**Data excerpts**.
◆ ◆ ◆ ◆ ◆

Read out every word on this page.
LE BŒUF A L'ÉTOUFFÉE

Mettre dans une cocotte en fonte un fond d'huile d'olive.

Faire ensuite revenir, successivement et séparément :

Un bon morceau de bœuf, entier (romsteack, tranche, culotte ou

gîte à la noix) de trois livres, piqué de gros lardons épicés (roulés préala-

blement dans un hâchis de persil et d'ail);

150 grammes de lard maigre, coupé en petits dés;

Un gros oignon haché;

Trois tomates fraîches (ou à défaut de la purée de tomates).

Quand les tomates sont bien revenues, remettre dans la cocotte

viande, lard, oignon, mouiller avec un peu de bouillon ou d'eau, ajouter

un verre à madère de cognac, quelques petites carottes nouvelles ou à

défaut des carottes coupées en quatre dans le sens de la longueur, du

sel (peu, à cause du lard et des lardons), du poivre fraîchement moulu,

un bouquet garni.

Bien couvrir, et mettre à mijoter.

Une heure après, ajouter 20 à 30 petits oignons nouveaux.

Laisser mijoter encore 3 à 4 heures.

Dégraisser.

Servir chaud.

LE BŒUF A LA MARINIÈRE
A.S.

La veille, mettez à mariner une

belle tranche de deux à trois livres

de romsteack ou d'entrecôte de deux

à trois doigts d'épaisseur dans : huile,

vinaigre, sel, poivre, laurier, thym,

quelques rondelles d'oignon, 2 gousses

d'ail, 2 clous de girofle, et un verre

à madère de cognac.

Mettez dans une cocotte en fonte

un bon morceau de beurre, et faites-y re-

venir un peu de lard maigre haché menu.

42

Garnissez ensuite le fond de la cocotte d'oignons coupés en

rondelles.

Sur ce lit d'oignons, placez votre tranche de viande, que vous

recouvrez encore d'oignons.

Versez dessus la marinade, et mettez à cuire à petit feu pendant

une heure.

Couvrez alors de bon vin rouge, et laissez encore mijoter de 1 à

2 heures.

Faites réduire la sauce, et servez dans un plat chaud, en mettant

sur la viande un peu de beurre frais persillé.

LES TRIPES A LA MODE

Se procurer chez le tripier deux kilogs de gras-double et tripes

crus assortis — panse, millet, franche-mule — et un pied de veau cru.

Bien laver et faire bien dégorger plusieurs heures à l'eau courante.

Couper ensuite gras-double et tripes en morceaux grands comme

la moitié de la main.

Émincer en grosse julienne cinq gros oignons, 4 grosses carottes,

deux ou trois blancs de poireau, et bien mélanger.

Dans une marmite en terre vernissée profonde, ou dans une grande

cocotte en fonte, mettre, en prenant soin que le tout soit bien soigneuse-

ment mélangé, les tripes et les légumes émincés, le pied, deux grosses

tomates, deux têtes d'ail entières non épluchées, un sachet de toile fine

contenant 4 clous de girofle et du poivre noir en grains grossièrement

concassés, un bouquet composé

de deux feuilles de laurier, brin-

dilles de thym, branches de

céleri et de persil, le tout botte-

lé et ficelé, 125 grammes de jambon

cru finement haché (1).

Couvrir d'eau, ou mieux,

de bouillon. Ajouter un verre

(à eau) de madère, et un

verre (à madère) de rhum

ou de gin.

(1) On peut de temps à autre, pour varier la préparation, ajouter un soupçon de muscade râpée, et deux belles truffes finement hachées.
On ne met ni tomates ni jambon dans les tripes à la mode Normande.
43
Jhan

◆ ◆ ◆ ◆ ◆

**Required task**. Please output the entries above, every line exactly as it reads.

**Answer to this task**.
Read out every word on this page.
LE BŒUF A L'ÉTOUFFÉE

Mettre dans une cocotte en fonte un fond d'huile d'olive.

Faire ensuite revenir, successivement et séparément :

Un bon morceau de bœuf, entier (romsteack, tranche, culotte ou

gîte à la noix) de trois livres, piqué de gros lardons épicés (roulés préala-

blement dans un hâchis de persil et d'ail);

150 grammes de lard maigre, coupé en petits dés;

Un gros oignon haché;

Trois tomates fraîches (ou à défaut de la purée de tomates).

Quand les tomates sont bien revenues, remettre dans la cocotte

viande, lard, oignon, mouiller avec un peu de bouillon ou d'eau, ajouter

un verre à madère de cognac, quelques petites carottes nouvelles ou à

défaut des carottes coupées en quatre dans le sens de la longueur, du

sel (peu, à cause du lard et des lardons), du poivre fraîchement moulu,

un bouquet garni.

Bien couvrir, et mettre à mijoter.

Une heure après, ajouter 20 à 30 petits oignons nouveaux.

Laisser mijoter encore 3 à 4 heures.

Dégraisser.

Servir chaud.

LE BŒUF A LA MARINIÈRE
A.S.

La veille, mettez à mariner une

belle tranche de deux à trois livres

de romsteack ou d'entrecôte de deux

à trois doigts d'épaisseur dans : huile,

vinaigre, sel, poivre, laurier, thym,

quelques rondelles d'oignon, 2 gousses

d'ail, 2 clous de girofle, et un verre

à madère de cognac.

Mettez dans une cocotte en fonte

un bon morceau de beurre, et faites-y re-

venir un peu de lard maigre haché menu.

42

Garnissez ensuite le fond de la cocotte d'oignons coupés en

rondelles.

Sur ce lit d'oignons, placez votre tranche de viande, que vous

recouvrez encore d'oignons.

Versez dessus la marinade, et mettez à cuire à petit feu pendant

une heure.

Couvrez alors de bon vin rouge, et laissez encore mijoter de 1 à

2 heures.

Faites réduire la sauce, et servez dans un plat chaud, en mettant

sur la viande un peu de beurre frais persillé.

LES TRIPES A LA MODE

Se procurer chez le tripier deux kilogs de gras-double et tripes

crus assortis — panse, millet, franche-mule — et un pied de veau cru.

Bien laver et faire bien dégorger plusieurs heures à l'eau courante.

Couper ensuite gras-double et tripes en morceaux grands comme

la moitié de la main.

Émincer en grosse julienne cinq gros oignons, 4 grosses carottes,

deux ou trois blancs de poireau, et bien mélanger.

Dans une marmite en terre vernissée profonde, ou dans une grande

cocotte en fonte, mettre, en prenant soin que le tout soit bien soigneuse-

ment mélangé, les tripes et les légumes émincés, le pied, deux grosses

tomates, deux têtes d'ail entières non épluchées, un sachet de toile fine

contenant 4 clous de girofle et du poivre noir en grains grossièrement

concassés, un bouquet composé

de deux feuilles de laurier, brin-

dilles de thym, branches de

céleri et de persil, le tout botte-

lé et ficelé, 125 grammes de jambon

cru finement haché (1).

Couvrir d'eau, ou mieux,

de bouillon. Ajouter un verre

(à eau) de madère, et un

verre (à madère) de rhum

ou de gin.

(1) On peut de temps à autre, pour varier la préparation, ajouter un soupçon de muscade râpée, et deux belles truffes finement hachées.
On ne met ni tomates ni jambon dans les tripes à la mode Normande.
43
Jhan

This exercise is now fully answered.